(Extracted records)
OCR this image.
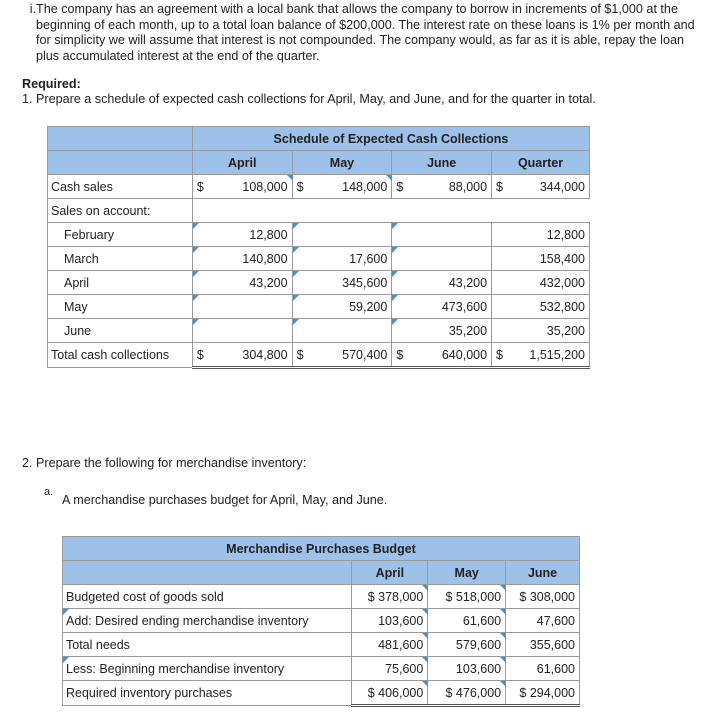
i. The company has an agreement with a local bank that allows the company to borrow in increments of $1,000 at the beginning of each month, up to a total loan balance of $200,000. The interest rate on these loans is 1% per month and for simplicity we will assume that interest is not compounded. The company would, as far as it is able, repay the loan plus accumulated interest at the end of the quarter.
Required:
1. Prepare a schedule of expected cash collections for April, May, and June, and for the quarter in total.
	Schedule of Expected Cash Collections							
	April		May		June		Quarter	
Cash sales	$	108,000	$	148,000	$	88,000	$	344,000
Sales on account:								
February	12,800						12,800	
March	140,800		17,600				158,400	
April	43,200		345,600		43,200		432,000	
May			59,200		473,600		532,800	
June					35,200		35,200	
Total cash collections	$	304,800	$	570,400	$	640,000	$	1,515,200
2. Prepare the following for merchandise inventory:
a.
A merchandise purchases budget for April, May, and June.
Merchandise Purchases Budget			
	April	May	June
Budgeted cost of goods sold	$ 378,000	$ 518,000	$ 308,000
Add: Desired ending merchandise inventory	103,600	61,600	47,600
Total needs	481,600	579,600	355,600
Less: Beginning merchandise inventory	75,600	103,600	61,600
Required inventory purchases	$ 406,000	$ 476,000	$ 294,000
--
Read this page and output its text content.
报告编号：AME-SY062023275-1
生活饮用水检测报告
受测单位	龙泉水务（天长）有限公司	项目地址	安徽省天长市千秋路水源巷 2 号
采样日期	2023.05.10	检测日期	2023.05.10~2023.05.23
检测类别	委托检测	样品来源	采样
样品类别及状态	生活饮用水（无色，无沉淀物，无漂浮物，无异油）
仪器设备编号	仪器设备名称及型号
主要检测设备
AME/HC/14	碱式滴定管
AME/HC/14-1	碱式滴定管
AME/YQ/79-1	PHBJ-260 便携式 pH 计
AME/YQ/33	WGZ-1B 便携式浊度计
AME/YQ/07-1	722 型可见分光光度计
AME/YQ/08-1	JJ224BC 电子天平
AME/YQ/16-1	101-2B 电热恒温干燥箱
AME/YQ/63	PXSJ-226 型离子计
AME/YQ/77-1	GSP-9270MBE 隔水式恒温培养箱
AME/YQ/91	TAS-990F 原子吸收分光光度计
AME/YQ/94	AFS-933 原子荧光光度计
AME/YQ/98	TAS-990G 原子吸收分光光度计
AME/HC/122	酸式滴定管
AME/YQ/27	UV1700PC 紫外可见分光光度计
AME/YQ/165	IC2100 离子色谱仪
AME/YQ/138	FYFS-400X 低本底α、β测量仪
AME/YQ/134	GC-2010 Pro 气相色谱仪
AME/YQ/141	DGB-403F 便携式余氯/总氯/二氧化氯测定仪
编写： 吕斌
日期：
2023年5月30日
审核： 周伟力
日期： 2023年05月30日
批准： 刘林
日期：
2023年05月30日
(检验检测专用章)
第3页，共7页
--
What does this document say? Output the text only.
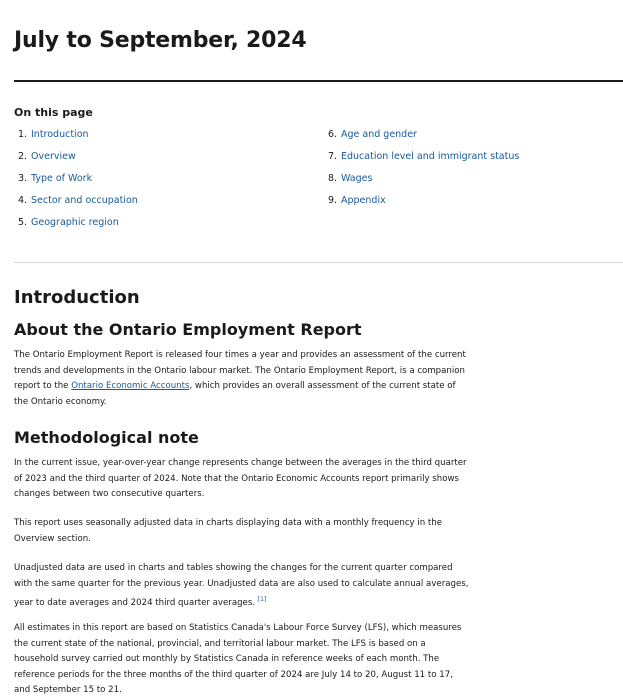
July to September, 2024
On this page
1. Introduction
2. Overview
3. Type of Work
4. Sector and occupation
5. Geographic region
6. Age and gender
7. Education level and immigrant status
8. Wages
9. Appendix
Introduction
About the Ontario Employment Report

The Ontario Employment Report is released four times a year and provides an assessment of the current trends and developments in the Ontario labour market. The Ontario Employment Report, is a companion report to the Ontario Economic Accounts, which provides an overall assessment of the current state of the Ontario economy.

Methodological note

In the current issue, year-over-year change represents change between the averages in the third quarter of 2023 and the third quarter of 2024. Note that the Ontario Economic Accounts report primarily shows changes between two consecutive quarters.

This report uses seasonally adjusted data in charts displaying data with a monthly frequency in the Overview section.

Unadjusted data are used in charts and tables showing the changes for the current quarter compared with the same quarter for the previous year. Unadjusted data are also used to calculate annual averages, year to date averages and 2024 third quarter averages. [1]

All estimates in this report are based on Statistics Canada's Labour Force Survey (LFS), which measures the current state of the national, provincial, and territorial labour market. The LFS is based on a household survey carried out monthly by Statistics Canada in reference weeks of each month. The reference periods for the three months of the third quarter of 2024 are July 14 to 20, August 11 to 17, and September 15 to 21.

◆ What is being asked ◆
Say how many lines in the records hold the string "text", and say nothing else.

◆ Solved exercise ◆
2